» The request: Copy out all lines that carry the word "含新增或调增计划".
--- BEGIN ---
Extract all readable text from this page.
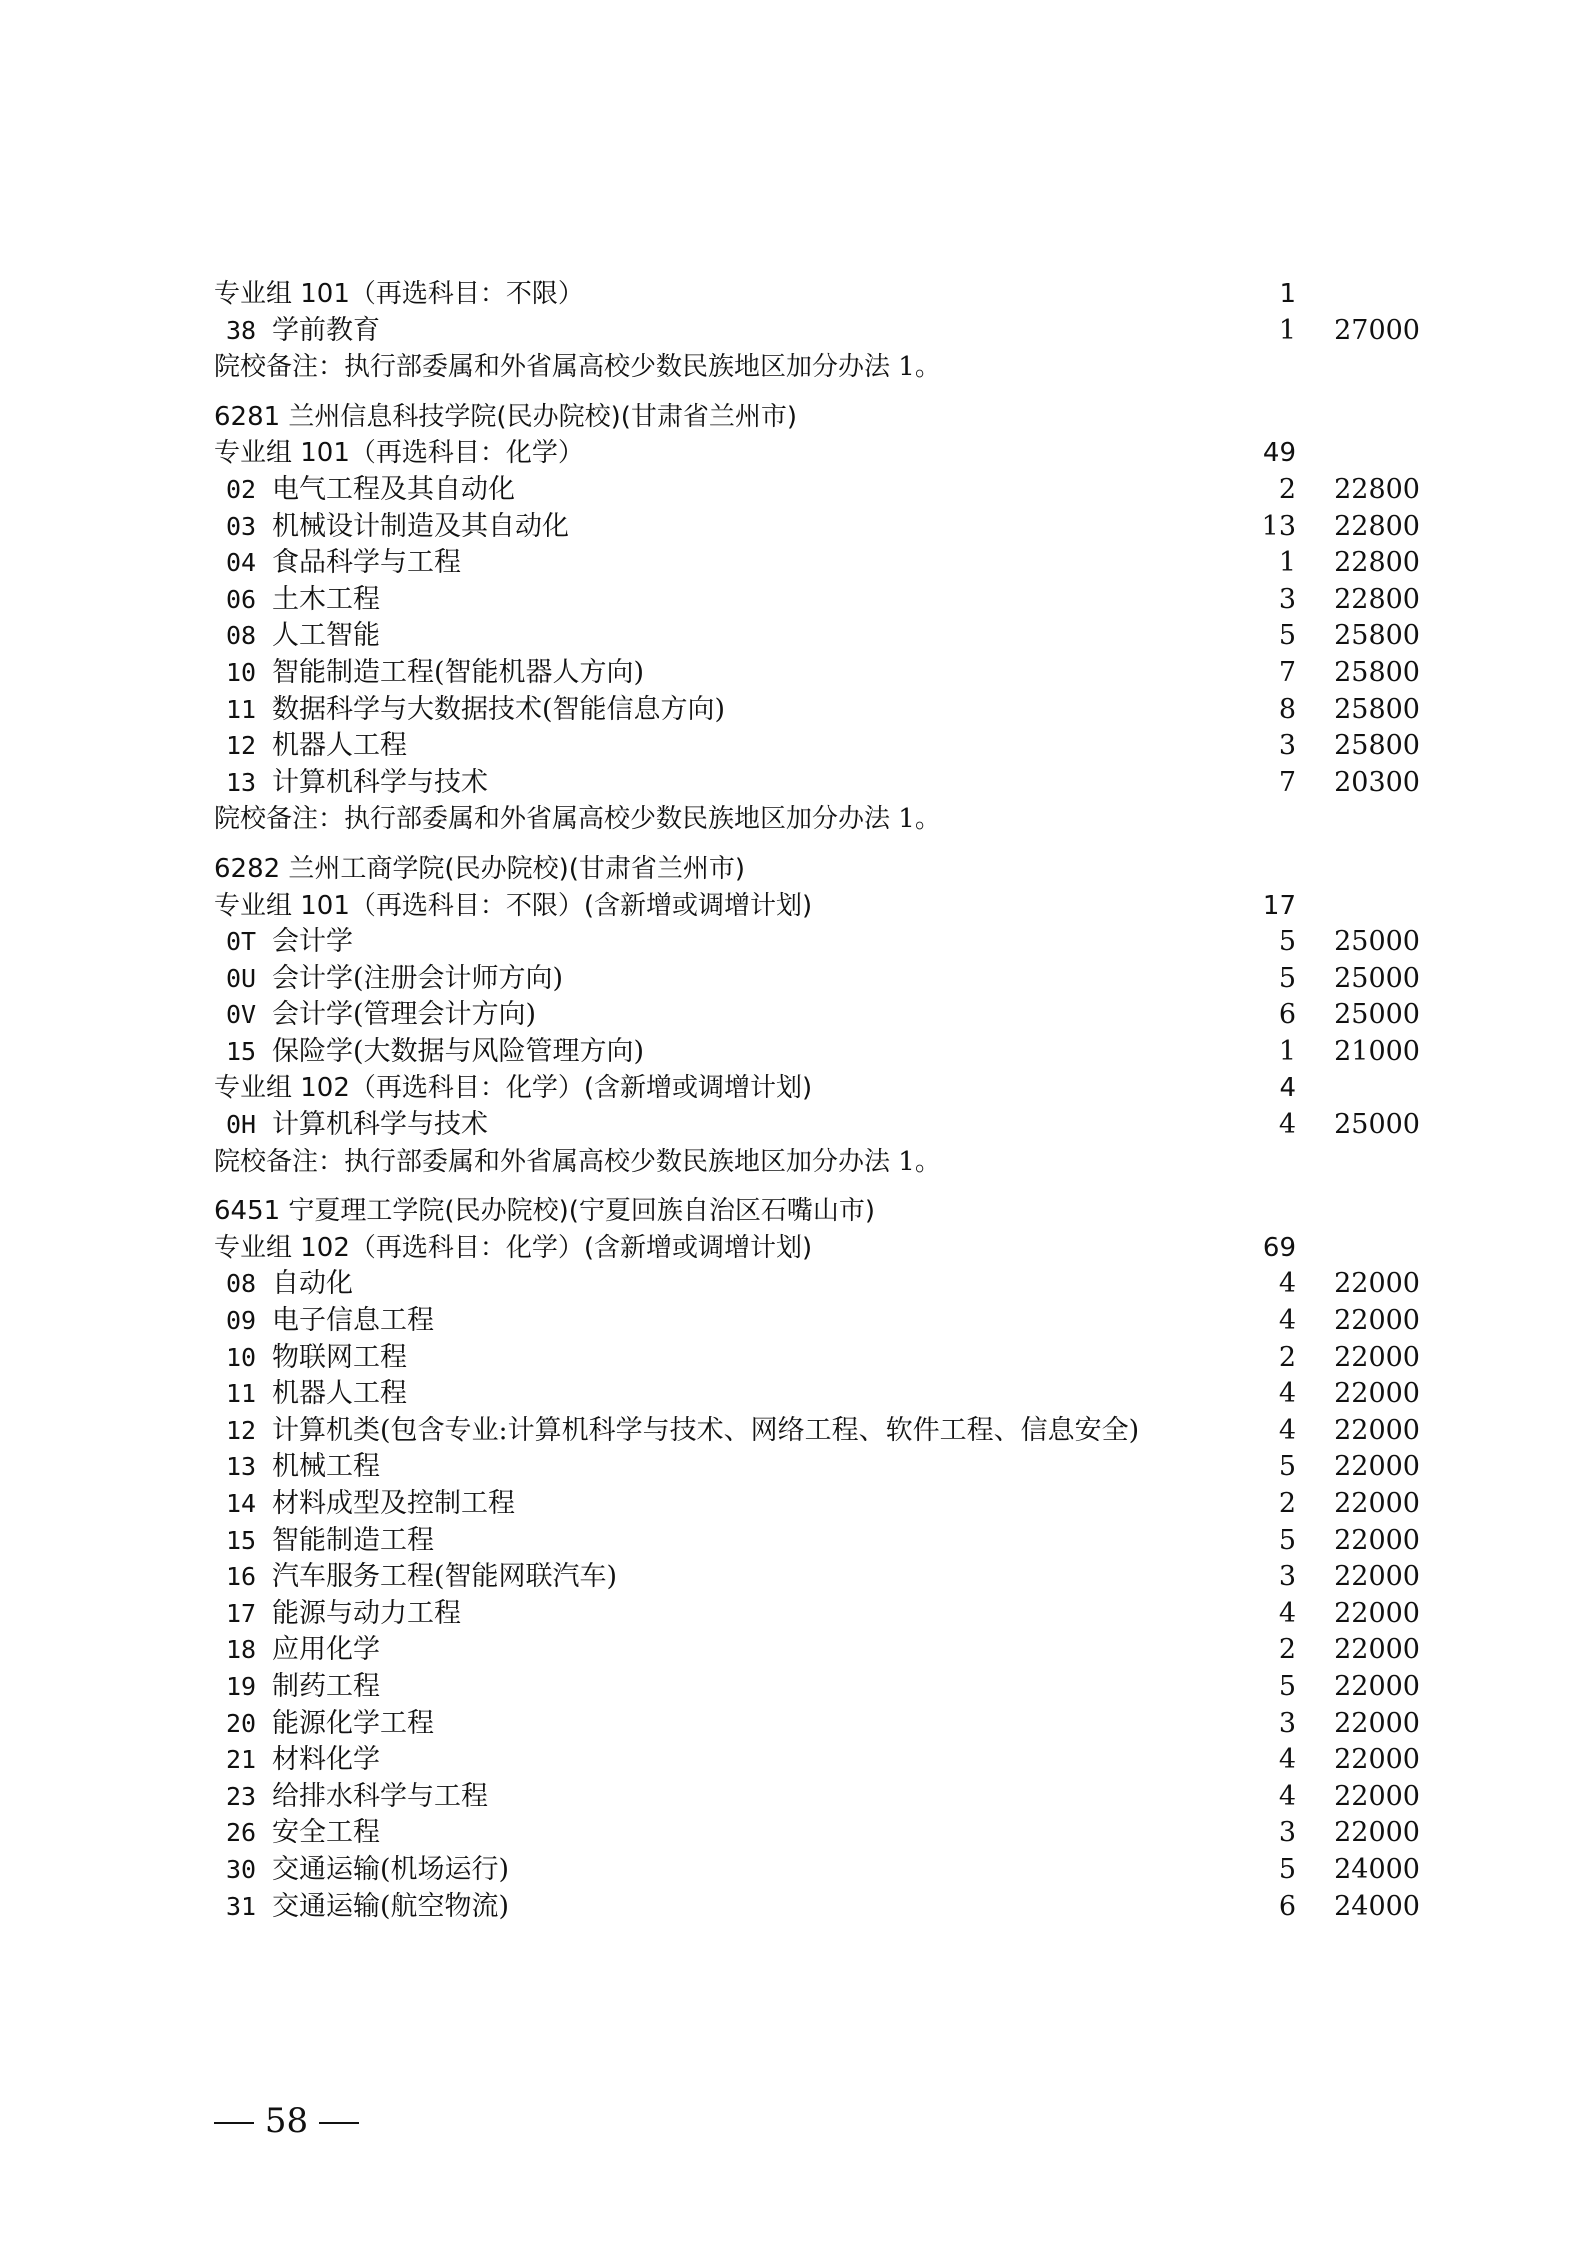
专业组 101（再选科目：不限）	1
38 学前教育	1 27000
院校备注：执行部委属和外省属高校少数民族地区加分办法 1。
6281 兰州信息科技学院(民办院校)(甘肃省兰州市)
专业组 101（再选科目：化学）	49
02 电气工程及其自动化	2 22800
03 机械设计制造及其自动化	13 22800
04 食品科学与工程	1 22800
06 土木工程	3 22800
08 人工智能	5 25800
10 智能制造工程(智能机器人方向)	7 25800
11 数据科学与大数据技术(智能信息方向)	8 25800
12 机器人工程	3 25800
13 计算机科学与技术	7 20300
院校备注：执行部委属和外省属高校少数民族地区加分办法 1。
6282 兰州工商学院(民办院校)(甘肃省兰州市)
专业组 101（再选科目：不限）(含新增或调增计划)	17
0T 会计学	5 25000
0U 会计学(注册会计师方向)	5 25000
0V 会计学(管理会计方向)	6 25000
15 保险学(大数据与风险管理方向)	1 21000
专业组 102（再选科目：化学）(含新增或调增计划)	4
0H 计算机科学与技术	4 25000
院校备注：执行部委属和外省属高校少数民族地区加分办法 1。
6451 宁夏理工学院(民办院校)(宁夏回族自治区石嘴山市)
专业组 102（再选科目：化学）(含新增或调增计划)	69
08 自动化	4 22000
09 电子信息工程	4 22000
10 物联网工程	2 22000
11 机器人工程	4 22000
12 计算机类(包含专业:计算机科学与技术、网络工程、软件工程、信息安全)	4 22000
13 机械工程	5 22000
14 材料成型及控制工程	2 22000
15 智能制造工程	5 22000
16 汽车服务工程(智能网联汽车)	3 22000
17 能源与动力工程	4 22000
18 应用化学	2 22000
19 制药工程	5 22000
20 能源化学工程	3 22000
21 材料化学	4 22000
23 给排水科学与工程	4 22000
26 安全工程	3 22000
30 交通运输(机场运行)	5 24000
31 交通运输(航空物流)	6 24000
58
--- END ---
» Task solution:
专业组 101（再选科目：不限）(含新增或调增计划)	17
专业组 102（再选科目：化学）(含新增或调增计划)	4
专业组 102（再选科目：化学）(含新增或调增计划)	69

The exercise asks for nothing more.